Given task — Starting from the line that contains "Output the text content of this document.", reproduce each line exactly through the end of the material, and include no other lines.

[START]

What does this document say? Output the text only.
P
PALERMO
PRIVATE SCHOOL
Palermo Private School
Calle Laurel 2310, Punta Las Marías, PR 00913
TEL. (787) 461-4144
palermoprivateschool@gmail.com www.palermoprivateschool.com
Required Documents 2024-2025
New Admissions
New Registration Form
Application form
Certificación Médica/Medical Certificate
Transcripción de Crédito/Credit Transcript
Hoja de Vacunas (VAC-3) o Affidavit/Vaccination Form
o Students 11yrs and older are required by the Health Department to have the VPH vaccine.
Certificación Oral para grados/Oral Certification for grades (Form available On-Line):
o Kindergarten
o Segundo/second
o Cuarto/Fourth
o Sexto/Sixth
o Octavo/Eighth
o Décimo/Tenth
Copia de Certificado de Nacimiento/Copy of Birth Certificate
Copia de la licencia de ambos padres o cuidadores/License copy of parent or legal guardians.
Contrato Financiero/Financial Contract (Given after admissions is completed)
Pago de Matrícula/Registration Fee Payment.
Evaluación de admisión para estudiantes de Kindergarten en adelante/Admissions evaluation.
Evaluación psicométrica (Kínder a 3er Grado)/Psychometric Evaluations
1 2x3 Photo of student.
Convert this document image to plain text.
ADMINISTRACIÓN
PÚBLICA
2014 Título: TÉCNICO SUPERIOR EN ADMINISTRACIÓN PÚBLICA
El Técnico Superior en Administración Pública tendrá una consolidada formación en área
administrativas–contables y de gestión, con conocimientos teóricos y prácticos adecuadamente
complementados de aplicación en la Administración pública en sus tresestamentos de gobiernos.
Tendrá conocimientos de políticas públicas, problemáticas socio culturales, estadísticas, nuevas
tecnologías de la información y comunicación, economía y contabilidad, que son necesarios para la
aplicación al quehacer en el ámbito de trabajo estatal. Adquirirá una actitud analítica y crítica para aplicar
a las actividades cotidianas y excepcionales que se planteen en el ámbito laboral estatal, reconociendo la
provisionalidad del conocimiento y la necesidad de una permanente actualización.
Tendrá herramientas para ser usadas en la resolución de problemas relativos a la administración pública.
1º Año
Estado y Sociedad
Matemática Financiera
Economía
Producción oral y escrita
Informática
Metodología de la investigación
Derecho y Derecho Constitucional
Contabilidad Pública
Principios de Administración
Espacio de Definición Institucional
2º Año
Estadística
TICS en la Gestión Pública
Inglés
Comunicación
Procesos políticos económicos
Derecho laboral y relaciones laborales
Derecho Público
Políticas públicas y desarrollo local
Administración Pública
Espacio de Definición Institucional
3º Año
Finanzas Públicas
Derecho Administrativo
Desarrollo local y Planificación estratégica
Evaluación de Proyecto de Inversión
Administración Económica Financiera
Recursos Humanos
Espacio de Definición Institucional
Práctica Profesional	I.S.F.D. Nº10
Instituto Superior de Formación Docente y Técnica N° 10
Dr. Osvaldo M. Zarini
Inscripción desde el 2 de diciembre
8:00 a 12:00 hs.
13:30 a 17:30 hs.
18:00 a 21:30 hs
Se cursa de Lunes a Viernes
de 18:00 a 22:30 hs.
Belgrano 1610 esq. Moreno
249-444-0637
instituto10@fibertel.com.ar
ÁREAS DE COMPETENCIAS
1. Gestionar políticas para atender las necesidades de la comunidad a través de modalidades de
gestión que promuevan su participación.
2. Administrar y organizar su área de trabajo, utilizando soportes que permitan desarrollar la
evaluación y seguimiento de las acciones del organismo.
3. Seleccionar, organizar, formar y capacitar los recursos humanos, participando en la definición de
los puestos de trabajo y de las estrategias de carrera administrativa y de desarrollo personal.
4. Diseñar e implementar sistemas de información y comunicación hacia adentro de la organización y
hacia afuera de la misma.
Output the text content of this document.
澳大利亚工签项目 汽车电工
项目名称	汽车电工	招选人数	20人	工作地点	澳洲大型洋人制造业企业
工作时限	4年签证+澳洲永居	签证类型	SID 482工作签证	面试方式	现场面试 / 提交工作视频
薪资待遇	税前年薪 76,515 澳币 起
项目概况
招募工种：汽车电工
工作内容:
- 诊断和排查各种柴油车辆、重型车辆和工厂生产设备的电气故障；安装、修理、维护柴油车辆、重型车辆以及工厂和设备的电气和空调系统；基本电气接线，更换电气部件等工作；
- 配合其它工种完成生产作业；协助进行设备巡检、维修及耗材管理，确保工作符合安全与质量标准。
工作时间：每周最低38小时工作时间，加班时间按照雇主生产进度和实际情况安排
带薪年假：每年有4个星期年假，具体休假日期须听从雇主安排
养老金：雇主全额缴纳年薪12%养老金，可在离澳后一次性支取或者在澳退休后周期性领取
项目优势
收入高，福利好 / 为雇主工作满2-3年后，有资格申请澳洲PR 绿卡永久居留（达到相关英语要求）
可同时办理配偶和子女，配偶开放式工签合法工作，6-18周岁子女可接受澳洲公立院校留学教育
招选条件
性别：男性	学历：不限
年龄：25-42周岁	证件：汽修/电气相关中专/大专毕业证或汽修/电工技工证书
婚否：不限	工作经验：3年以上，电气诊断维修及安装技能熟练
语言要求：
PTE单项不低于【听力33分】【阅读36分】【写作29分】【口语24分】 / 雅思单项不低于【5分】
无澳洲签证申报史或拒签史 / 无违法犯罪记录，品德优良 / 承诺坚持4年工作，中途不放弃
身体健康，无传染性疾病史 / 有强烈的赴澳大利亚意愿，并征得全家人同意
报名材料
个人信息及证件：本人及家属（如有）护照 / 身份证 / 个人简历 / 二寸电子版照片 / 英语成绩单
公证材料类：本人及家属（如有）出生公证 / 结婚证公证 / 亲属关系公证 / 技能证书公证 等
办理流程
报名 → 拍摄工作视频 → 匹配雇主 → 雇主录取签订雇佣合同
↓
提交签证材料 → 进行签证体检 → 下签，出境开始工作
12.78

[END]

Solution —
Output the text content of this document.
澳大利亚工签项目 汽车电工
项目名称	汽车电工	招选人数	20人	工作地点	澳洲大型洋人制造业企业
工作时限	4年签证+澳洲永居	签证类型	SID 482工作签证	面试方式	现场面试 / 提交工作视频
薪资待遇	税前年薪 76,515 澳币 起
项目概况
招募工种：汽车电工
工作内容:
- 诊断和排查各种柴油车辆、重型车辆和工厂生产设备的电气故障；安装、修理、维护柴油车辆、重型车辆以及工厂和设备的电气和空调系统；基本电气接线，更换电气部件等工作；
- 配合其它工种完成生产作业；协助进行设备巡检、维修及耗材管理，确保工作符合安全与质量标准。
工作时间：每周最低38小时工作时间，加班时间按照雇主生产进度和实际情况安排
带薪年假：每年有4个星期年假，具体休假日期须听从雇主安排
养老金：雇主全额缴纳年薪12%养老金，可在离澳后一次性支取或者在澳退休后周期性领取
项目优势
收入高，福利好 / 为雇主工作满2-3年后，有资格申请澳洲PR 绿卡永久居留（达到相关英语要求）
可同时办理配偶和子女，配偶开放式工签合法工作，6-18周岁子女可接受澳洲公立院校留学教育
招选条件
性别：男性	学历：不限
年龄：25-42周岁	证件：汽修/电气相关中专/大专毕业证或汽修/电工技工证书
婚否：不限	工作经验：3年以上，电气诊断维修及安装技能熟练
语言要求：
PTE单项不低于【听力33分】【阅读36分】【写作29分】【口语24分】 / 雅思单项不低于【5分】
无澳洲签证申报史或拒签史 / 无违法犯罪记录，品德优良 / 承诺坚持4年工作，中途不放弃
身体健康，无传染性疾病史 / 有强烈的赴澳大利亚意愿，并征得全家人同意
报名材料
个人信息及证件：本人及家属（如有）护照 / 身份证 / 个人简历 / 二寸电子版照片 / 英语成绩单
公证材料类：本人及家属（如有）出生公证 / 结婚证公证 / 亲属关系公证 / 技能证书公证 等
办理流程
报名 → 拍摄工作视频 → 匹配雇主 → 雇主录取签订雇佣合同
↓
提交签证材料 → 进行签证体检 → 下签，出境开始工作
12.78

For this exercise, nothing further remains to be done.